## Start

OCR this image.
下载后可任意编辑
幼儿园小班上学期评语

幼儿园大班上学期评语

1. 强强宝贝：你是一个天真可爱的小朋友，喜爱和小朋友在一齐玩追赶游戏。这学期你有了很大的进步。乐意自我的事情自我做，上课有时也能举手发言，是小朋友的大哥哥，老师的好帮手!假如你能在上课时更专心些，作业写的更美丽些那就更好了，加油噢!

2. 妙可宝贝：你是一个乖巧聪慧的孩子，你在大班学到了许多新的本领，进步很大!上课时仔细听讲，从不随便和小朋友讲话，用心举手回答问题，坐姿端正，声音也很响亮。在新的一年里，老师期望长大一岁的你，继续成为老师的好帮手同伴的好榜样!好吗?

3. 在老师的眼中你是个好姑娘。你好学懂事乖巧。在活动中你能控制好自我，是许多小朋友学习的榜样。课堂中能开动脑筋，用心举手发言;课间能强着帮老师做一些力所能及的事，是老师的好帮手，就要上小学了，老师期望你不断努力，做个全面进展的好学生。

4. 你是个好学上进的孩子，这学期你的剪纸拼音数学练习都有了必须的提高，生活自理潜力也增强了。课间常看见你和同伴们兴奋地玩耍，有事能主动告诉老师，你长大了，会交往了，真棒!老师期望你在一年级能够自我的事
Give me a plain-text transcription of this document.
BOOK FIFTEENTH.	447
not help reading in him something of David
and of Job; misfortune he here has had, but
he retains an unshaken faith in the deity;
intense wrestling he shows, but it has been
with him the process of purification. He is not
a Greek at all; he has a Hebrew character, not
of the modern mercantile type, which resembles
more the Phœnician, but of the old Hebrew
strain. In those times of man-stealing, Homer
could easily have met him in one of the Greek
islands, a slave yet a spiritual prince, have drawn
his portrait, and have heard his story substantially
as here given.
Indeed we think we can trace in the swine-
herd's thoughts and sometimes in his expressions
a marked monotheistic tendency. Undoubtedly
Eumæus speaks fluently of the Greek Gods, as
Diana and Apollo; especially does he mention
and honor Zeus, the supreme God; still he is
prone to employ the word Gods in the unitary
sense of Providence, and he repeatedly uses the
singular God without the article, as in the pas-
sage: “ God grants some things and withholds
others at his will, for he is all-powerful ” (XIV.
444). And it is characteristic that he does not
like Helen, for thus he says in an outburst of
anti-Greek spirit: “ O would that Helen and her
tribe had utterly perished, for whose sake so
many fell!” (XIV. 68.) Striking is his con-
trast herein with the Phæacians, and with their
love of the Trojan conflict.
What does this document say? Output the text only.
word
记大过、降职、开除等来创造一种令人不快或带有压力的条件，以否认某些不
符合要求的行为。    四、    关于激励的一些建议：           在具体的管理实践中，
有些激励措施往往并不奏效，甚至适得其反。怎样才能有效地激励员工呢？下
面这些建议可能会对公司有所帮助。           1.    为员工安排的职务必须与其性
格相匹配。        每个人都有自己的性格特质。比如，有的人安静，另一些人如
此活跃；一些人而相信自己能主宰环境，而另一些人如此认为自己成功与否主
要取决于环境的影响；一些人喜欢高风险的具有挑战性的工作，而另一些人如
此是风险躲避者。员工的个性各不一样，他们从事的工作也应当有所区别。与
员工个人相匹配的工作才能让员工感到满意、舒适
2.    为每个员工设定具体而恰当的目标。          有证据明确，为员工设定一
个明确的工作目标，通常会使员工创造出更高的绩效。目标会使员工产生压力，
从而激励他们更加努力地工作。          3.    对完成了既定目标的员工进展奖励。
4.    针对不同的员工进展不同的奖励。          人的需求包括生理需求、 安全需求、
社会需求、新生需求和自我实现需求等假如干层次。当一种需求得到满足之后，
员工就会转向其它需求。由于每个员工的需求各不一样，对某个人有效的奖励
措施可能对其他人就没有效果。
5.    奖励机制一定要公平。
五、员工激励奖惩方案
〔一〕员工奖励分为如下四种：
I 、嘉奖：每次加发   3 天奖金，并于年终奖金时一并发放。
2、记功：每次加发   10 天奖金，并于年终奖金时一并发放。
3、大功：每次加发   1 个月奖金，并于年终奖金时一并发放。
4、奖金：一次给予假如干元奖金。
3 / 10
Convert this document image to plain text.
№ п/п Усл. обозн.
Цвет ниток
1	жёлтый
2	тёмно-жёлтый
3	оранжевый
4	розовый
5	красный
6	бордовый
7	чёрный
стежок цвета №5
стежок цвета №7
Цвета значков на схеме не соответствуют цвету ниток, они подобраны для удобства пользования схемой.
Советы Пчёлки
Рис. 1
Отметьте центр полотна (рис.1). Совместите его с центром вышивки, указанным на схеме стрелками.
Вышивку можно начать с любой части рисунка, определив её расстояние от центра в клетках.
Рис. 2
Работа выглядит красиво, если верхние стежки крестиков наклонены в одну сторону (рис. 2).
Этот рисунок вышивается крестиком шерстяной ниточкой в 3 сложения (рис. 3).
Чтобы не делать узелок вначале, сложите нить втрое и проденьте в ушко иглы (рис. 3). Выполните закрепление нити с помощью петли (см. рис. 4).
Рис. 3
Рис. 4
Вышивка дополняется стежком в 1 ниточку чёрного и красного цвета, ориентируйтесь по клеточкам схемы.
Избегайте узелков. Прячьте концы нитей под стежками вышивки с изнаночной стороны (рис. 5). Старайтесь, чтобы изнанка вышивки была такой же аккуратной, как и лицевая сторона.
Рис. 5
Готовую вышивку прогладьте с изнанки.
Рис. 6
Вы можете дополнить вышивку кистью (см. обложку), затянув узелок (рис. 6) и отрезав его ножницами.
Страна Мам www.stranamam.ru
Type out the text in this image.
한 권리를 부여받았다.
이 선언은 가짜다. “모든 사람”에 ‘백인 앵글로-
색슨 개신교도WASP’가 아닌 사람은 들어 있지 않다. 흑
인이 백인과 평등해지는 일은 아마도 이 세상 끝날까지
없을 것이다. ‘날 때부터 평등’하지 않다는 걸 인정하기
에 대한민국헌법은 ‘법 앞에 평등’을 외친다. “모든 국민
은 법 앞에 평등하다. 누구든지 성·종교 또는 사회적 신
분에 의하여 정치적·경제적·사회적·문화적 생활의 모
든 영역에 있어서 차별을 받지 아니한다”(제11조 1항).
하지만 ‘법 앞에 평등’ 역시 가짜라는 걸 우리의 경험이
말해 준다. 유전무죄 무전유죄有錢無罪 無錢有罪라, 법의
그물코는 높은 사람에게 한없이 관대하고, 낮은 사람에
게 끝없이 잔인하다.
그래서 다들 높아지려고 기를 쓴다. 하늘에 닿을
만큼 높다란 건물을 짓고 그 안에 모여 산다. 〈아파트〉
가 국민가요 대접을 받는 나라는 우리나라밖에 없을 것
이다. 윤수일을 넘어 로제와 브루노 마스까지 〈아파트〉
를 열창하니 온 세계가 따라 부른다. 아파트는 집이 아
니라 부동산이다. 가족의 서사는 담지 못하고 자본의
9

## End

● Stated goal
Output all of the material, please, exactly as it stands.

● Solved problem
OCR this image.
下载后可任意编辑
幼儿园小班上学期评语

幼儿园大班上学期评语

1. 强强宝贝：你是一个天真可爱的小朋友，喜爱和小朋友在一齐玩追赶游戏。这学期你有了很大的进步。乐意自我的事情自我做，上课有时也能举手发言，是小朋友的大哥哥，老师的好帮手!假如你能在上课时更专心些，作业写的更美丽些那就更好了，加油噢!

2. 妙可宝贝：你是一个乖巧聪慧的孩子，你在大班学到了许多新的本领，进步很大!上课时仔细听讲，从不随便和小朋友讲话，用心举手回答问题，坐姿端正，声音也很响亮。在新的一年里，老师期望长大一岁的你，继续成为老师的好帮手同伴的好榜样!好吗?

3. 在老师的眼中你是个好姑娘。你好学懂事乖巧。在活动中你能控制好自我，是许多小朋友学习的榜样。课堂中能开动脑筋，用心举手发言;课间能强着帮老师做一些力所能及的事，是老师的好帮手，就要上小学了，老师期望你不断努力，做个全面进展的好学生。

4. 你是个好学上进的孩子，这学期你的剪纸拼音数学练习都有了必须的提高，生活自理潜力也增强了。课间常看见你和同伴们兴奋地玩耍，有事能主动告诉老师，你长大了，会交往了，真棒!老师期望你在一年级能够自我的事
Give me a plain-text transcription of this document.
BOOK FIFTEENTH.	447
not help reading in him something of David
and of Job; misfortune he here has had, but
he retains an unshaken faith in the deity;
intense wrestling he shows, but it has been
with him the process of purification. He is not
a Greek at all; he has a Hebrew character, not
of the modern mercantile type, which resembles
more the Phœnician, but of the old Hebrew
strain. In those times of man-stealing, Homer
could easily have met him in one of the Greek
islands, a slave yet a spiritual prince, have drawn
his portrait, and have heard his story substantially
as here given.
Indeed we think we can trace in the swine-
herd's thoughts and sometimes in his expressions
a marked monotheistic tendency. Undoubtedly
Eumæus speaks fluently of the Greek Gods, as
Diana and Apollo; especially does he mention
and honor Zeus, the supreme God; still he is
prone to employ the word Gods in the unitary
sense of Providence, and he repeatedly uses the
singular God without the article, as in the pas-
sage: “ God grants some things and withholds
others at his will, for he is all-powerful ” (XIV.
444). And it is characteristic that he does not
like Helen, for thus he says in an outburst of
anti-Greek spirit: “ O would that Helen and her
tribe had utterly perished, for whose sake so
many fell!” (XIV. 68.) Striking is his con-
trast herein with the Phæacians, and with their
love of the Trojan conflict.
What does this document say? Output the text only.
word
记大过、降职、开除等来创造一种令人不快或带有压力的条件，以否认某些不
符合要求的行为。    四、    关于激励的一些建议：           在具体的管理实践中，
有些激励措施往往并不奏效，甚至适得其反。怎样才能有效地激励员工呢？下
面这些建议可能会对公司有所帮助。           1.    为员工安排的职务必须与其性
格相匹配。        每个人都有自己的性格特质。比如，有的人安静，另一些人如
此活跃；一些人而相信自己能主宰环境，而另一些人如此认为自己成功与否主
要取决于环境的影响；一些人喜欢高风险的具有挑战性的工作，而另一些人如
此是风险躲避者。员工的个性各不一样，他们从事的工作也应当有所区别。与
员工个人相匹配的工作才能让员工感到满意、舒适
2.    为每个员工设定具体而恰当的目标。          有证据明确，为员工设定一
个明确的工作目标，通常会使员工创造出更高的绩效。目标会使员工产生压力，
从而激励他们更加努力地工作。          3.    对完成了既定目标的员工进展奖励。
4.    针对不同的员工进展不同的奖励。          人的需求包括生理需求、 安全需求、
社会需求、新生需求和自我实现需求等假如干层次。当一种需求得到满足之后，
员工就会转向其它需求。由于每个员工的需求各不一样，对某个人有效的奖励
措施可能对其他人就没有效果。
5.    奖励机制一定要公平。
五、员工激励奖惩方案
〔一〕员工奖励分为如下四种：
I 、嘉奖：每次加发   3 天奖金，并于年终奖金时一并发放。
2、记功：每次加发   10 天奖金，并于年终奖金时一并发放。
3、大功：每次加发   1 个月奖金，并于年终奖金时一并发放。
4、奖金：一次给予假如干元奖金。
3 / 10
Convert this document image to plain text.
№ п/п Усл. обозн.
Цвет ниток
1	жёлтый
2	тёмно-жёлтый
3	оранжевый
4	розовый
5	красный
6	бордовый
7	чёрный
стежок цвета №5
стежок цвета №7
Цвета значков на схеме не соответствуют цвету ниток, они подобраны для удобства пользования схемой.
Советы Пчёлки
Рис. 1
Отметьте центр полотна (рис.1). Совместите его с центром вышивки, указанным на схеме стрелками.
Вышивку можно начать с любой части рисунка, определив её расстояние от центра в клетках.
Рис. 2
Работа выглядит красиво, если верхние стежки крестиков наклонены в одну сторону (рис. 2).
Этот рисунок вышивается крестиком шерстяной ниточкой в 3 сложения (рис. 3).
Чтобы не делать узелок вначале, сложите нить втрое и проденьте в ушко иглы (рис. 3). Выполните закрепление нити с помощью петли (см. рис. 4).
Рис. 3
Рис. 4
Вышивка дополняется стежком в 1 ниточку чёрного и красного цвета, ориентируйтесь по клеточкам схемы.
Избегайте узелков. Прячьте концы нитей под стежками вышивки с изнаночной стороны (рис. 5). Старайтесь, чтобы изнанка вышивки была такой же аккуратной, как и лицевая сторона.
Рис. 5
Готовую вышивку прогладьте с изнанки.
Рис. 6
Вы можете дополнить вышивку кистью (см. обложку), затянув узелок (рис. 6) и отрезав его ножницами.
Страна Мам www.stranamam.ru
Type out the text in this image.
한 권리를 부여받았다.
이 선언은 가짜다. “모든 사람”에 ‘백인 앵글로-
색슨 개신교도WASP’가 아닌 사람은 들어 있지 않다. 흑
인이 백인과 평등해지는 일은 아마도 이 세상 끝날까지
없을 것이다. ‘날 때부터 평등’하지 않다는 걸 인정하기
에 대한민국헌법은 ‘법 앞에 평등’을 외친다. “모든 국민
은 법 앞에 평등하다. 누구든지 성·종교 또는 사회적 신
분에 의하여 정치적·경제적·사회적·문화적 생활의 모
든 영역에 있어서 차별을 받지 아니한다”(제11조 1항).
하지만 ‘법 앞에 평등’ 역시 가짜라는 걸 우리의 경험이
말해 준다. 유전무죄 무전유죄有錢無罪 無錢有罪라, 법의
그물코는 높은 사람에게 한없이 관대하고, 낮은 사람에
게 끝없이 잔인하다.
그래서 다들 높아지려고 기를 쓴다. 하늘에 닿을
만큼 높다란 건물을 짓고 그 안에 모여 산다. 〈아파트〉
가 국민가요 대접을 받는 나라는 우리나라밖에 없을 것
이다. 윤수일을 넘어 로제와 브루노 마스까지 〈아파트〉
를 열창하니 온 세계가 따라 부른다. 아파트는 집이 아
니라 부동산이다. 가족의 서사는 담지 못하고 자본의
9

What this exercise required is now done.